** Begin **
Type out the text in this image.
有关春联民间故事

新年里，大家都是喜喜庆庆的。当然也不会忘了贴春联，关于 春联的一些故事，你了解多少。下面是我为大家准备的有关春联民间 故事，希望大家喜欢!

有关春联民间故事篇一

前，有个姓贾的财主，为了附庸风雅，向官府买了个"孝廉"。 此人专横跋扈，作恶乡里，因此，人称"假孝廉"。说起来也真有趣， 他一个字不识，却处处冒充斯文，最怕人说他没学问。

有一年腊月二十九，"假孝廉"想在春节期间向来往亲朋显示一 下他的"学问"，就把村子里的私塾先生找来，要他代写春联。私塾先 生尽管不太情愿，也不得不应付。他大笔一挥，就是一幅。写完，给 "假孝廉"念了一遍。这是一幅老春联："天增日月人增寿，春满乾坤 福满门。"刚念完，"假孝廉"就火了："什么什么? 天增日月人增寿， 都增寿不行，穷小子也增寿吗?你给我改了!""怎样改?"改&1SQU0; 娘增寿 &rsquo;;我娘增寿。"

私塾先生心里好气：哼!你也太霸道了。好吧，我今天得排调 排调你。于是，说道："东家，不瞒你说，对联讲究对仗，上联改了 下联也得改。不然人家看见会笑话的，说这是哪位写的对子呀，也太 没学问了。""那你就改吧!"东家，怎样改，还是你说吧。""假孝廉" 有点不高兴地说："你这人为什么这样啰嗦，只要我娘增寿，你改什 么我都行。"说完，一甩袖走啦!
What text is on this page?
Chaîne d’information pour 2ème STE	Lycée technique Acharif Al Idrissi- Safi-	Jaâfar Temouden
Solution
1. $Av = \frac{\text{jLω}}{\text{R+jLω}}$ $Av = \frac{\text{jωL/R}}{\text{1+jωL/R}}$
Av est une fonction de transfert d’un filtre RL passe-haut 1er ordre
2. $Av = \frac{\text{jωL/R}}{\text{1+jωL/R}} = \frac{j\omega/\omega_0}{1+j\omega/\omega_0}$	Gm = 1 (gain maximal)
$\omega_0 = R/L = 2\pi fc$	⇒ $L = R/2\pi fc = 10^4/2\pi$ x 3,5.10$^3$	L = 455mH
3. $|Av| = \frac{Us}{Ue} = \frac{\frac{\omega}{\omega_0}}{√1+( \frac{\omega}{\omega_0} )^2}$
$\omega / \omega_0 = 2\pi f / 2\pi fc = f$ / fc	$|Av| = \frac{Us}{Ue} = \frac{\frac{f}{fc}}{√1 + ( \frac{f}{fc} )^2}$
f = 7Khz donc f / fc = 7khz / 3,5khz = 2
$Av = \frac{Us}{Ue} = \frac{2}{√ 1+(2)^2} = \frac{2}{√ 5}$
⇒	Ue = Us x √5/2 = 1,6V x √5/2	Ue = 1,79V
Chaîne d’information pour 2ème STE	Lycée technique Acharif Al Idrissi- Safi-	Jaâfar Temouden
** End **
**TASK REQUIREMENTS:** Copy out every line in the listing where the word "frac" appears.

**RESULT:**
1. $Av = \frac{\text{jLω}}{\text{R+jLω}}$ $Av = \frac{\text{jωL/R}}{\text{1+jωL/R}}$
2. $Av = \frac{\text{jωL/R}}{\text{1+jωL/R}} = \frac{j\omega/\omega_0}{1+j\omega/\omega_0}$	Gm = 1 (gain maximal)
3. $|Av| = \frac{Us}{Ue} = \frac{\frac{\omega}{\omega_0}}{√1+( \frac{\omega}{\omega_0} )^2}$
$\omega / \omega_0 = 2\pi f / 2\pi fc = f$ / fc	$|Av| = \frac{Us}{Ue} = \frac{\frac{f}{fc}}{√1 + ( \frac{f}{fc} )^2}$
$Av = \frac{Us}{Ue} = \frac{2}{√ 1+(2)^2} = \frac{2}{√ 5}$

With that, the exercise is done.